● **Goal of the exercise**
Copy out the lines that include the word "Overview".

[Entries taken from a collection]
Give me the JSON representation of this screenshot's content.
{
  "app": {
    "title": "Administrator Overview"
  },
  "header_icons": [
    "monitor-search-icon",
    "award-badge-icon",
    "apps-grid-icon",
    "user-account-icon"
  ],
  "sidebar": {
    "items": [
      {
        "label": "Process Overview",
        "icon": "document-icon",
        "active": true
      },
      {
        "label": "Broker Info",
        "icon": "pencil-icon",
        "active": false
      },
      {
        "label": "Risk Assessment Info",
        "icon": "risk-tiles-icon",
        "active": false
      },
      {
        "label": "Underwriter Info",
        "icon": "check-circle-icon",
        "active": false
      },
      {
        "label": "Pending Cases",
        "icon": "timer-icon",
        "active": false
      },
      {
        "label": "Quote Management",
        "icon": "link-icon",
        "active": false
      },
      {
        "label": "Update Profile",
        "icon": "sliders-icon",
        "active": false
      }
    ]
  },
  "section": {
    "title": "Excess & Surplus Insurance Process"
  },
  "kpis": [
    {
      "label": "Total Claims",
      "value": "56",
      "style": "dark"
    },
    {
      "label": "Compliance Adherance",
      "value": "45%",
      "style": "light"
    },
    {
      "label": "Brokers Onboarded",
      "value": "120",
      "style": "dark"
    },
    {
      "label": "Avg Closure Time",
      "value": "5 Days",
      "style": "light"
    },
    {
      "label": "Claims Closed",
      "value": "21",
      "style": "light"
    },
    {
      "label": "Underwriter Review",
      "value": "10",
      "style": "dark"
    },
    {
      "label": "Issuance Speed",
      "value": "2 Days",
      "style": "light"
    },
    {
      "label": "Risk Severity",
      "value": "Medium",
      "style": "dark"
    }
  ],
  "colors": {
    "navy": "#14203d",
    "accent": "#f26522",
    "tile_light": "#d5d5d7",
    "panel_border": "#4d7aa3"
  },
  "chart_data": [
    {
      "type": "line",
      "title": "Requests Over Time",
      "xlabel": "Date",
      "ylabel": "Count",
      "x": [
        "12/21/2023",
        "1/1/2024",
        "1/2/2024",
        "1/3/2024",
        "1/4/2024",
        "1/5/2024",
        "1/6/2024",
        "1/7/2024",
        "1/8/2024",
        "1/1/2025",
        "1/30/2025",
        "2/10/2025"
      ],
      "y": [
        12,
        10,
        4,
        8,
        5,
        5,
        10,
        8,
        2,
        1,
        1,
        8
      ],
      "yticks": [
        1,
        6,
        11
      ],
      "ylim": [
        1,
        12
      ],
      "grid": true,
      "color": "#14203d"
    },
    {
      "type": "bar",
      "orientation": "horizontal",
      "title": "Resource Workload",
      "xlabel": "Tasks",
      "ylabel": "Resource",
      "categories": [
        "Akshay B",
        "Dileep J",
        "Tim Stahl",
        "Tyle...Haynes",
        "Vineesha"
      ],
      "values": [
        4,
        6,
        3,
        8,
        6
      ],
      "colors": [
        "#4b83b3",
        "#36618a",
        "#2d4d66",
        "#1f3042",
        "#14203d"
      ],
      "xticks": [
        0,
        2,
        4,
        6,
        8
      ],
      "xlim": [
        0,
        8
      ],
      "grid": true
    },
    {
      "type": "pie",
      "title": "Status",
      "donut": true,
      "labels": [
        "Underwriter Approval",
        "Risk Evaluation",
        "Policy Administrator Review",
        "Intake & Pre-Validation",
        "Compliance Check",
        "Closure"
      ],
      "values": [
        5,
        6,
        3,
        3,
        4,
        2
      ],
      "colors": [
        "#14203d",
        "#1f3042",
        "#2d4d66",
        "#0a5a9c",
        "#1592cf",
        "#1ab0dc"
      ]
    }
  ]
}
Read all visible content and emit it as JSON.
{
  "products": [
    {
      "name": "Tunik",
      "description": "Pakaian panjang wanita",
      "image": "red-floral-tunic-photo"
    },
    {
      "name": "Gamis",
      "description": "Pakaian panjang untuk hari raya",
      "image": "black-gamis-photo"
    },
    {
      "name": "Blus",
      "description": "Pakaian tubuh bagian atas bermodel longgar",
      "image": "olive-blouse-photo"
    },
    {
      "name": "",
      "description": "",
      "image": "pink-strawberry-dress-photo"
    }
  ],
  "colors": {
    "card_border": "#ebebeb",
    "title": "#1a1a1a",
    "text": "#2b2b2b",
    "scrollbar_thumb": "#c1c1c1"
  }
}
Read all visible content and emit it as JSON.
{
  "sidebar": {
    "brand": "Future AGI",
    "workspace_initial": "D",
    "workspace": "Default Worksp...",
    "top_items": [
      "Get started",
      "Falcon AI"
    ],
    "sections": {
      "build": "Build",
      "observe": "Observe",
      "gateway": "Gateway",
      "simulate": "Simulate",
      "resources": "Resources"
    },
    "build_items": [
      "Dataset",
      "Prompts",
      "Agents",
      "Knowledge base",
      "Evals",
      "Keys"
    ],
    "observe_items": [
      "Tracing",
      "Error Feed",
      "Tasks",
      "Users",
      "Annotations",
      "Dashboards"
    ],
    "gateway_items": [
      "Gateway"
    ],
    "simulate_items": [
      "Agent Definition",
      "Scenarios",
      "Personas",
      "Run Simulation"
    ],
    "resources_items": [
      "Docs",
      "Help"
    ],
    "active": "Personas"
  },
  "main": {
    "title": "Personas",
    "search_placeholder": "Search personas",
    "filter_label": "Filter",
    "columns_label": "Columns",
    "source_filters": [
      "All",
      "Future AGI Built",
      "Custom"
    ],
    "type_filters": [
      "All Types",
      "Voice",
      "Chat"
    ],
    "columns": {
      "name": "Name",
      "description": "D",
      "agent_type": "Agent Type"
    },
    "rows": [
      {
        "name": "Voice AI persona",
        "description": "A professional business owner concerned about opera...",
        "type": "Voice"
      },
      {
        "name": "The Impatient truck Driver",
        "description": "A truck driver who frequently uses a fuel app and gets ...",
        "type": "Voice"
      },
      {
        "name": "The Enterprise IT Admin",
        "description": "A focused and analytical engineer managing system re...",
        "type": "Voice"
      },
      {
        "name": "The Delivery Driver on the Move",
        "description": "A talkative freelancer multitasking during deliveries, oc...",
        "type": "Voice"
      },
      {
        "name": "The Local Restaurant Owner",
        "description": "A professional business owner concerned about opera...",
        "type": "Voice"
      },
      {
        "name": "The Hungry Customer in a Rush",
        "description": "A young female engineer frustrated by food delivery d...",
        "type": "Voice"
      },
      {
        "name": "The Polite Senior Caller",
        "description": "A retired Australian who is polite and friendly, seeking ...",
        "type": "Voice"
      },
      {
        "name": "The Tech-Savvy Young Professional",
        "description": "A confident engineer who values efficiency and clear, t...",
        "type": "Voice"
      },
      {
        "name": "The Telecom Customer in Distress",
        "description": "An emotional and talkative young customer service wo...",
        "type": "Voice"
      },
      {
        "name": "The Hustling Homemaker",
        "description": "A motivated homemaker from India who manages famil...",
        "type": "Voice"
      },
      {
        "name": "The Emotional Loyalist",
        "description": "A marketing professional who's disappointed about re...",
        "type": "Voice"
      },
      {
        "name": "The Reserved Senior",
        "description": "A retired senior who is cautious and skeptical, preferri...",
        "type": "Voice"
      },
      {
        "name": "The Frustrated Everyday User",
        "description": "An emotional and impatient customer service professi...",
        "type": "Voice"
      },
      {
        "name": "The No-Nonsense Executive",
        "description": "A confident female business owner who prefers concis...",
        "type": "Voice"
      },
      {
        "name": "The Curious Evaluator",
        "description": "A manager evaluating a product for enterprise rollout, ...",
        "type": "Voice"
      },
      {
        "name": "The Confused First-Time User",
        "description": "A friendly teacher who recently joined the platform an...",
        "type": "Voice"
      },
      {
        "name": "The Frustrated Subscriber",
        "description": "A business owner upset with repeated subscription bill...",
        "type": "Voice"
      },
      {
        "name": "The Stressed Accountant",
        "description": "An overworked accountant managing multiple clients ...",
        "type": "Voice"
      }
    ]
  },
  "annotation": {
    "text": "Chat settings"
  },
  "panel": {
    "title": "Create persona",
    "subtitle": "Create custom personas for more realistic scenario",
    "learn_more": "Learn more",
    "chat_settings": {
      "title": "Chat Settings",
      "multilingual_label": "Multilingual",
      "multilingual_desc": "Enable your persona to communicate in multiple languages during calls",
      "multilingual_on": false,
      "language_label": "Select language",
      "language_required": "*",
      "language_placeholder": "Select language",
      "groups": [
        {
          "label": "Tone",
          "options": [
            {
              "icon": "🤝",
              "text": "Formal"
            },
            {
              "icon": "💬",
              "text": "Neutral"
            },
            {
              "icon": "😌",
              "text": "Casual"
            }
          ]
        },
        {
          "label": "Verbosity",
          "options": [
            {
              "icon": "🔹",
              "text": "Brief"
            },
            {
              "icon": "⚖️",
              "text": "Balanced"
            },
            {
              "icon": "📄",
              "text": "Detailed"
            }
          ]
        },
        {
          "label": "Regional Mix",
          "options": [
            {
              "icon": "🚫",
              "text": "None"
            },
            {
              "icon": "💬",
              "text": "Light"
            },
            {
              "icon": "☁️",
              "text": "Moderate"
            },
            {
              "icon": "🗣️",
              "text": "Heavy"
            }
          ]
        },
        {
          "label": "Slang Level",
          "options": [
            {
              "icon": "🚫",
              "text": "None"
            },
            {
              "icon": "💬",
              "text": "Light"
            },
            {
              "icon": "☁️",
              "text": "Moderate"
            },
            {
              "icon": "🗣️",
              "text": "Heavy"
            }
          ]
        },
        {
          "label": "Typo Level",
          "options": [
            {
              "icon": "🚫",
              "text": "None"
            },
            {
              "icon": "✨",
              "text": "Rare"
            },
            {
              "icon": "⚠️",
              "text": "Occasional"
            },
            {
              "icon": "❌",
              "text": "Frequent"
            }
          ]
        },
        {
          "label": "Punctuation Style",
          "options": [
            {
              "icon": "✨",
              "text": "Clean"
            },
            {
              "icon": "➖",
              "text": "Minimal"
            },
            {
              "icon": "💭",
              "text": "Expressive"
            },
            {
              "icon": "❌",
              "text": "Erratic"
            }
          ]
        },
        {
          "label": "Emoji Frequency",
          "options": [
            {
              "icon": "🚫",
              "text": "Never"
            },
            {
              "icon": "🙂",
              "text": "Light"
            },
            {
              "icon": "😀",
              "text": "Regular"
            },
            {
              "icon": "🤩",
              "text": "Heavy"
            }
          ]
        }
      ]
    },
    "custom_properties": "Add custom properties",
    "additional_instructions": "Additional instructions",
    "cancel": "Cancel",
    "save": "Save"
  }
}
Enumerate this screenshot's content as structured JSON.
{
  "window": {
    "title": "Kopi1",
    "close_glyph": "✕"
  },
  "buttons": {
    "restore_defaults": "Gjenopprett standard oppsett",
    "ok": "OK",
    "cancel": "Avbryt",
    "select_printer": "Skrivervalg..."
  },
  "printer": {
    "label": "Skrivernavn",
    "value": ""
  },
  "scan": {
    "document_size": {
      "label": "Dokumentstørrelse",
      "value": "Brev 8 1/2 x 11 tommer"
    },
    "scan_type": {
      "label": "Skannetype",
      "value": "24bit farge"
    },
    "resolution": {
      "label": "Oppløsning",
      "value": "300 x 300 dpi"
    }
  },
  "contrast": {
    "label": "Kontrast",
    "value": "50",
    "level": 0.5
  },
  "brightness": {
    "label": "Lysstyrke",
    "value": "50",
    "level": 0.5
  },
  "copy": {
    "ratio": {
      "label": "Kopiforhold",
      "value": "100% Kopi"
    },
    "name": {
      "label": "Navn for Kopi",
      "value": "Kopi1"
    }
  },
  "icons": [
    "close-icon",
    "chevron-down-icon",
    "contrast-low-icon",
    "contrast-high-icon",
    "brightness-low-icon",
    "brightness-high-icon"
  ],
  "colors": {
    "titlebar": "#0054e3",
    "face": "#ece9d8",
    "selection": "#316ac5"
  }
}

● **Written solution**
    "title": "Administrator Overview"
        "label": "Process Overview",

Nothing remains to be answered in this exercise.